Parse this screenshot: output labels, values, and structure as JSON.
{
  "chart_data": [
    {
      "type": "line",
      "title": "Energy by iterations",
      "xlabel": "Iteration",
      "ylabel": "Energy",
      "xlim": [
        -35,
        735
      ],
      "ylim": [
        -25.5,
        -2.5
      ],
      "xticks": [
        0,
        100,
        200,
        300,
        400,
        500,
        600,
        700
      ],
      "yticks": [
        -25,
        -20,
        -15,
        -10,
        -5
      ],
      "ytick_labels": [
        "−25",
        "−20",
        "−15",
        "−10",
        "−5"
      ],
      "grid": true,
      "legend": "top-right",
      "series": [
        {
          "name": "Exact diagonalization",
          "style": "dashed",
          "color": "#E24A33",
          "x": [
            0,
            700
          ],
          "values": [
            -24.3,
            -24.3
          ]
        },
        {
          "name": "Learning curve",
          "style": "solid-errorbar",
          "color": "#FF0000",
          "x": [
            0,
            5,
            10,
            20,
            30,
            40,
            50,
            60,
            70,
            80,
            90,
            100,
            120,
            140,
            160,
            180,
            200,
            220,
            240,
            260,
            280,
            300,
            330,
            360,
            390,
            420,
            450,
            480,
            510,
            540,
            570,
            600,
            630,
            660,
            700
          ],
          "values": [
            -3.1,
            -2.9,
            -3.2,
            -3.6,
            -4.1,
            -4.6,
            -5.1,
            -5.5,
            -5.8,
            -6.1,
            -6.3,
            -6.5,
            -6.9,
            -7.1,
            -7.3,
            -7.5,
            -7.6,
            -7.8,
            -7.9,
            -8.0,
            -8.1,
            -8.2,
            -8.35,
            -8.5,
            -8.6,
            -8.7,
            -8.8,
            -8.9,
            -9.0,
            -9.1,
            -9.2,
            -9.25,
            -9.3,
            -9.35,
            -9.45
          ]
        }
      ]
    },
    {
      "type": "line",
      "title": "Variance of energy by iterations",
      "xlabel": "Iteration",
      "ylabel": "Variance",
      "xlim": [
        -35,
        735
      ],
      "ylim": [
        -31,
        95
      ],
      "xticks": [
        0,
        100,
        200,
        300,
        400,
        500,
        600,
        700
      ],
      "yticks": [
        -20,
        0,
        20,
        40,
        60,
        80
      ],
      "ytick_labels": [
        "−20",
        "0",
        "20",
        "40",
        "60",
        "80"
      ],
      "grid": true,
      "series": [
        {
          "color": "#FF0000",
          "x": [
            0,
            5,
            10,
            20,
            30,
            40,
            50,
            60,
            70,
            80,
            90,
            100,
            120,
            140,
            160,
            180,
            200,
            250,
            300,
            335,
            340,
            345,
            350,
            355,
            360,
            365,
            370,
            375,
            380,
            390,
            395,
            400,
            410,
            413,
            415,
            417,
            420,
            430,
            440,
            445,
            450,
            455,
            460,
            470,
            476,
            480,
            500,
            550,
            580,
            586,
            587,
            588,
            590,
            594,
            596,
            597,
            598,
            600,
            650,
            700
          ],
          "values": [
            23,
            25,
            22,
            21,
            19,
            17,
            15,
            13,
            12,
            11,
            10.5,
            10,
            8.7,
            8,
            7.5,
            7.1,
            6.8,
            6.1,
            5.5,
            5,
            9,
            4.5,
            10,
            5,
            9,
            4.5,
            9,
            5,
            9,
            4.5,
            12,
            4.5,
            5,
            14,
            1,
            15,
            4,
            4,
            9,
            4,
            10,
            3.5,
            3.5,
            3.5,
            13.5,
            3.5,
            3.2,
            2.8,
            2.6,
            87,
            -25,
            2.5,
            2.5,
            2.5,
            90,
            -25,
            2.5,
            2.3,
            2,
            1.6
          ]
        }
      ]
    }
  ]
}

────

Aim
Where a line above includes "title", copy that line.

Complete output
      "title": "Energy by iterations",
      "title": "Variance of energy by iterations",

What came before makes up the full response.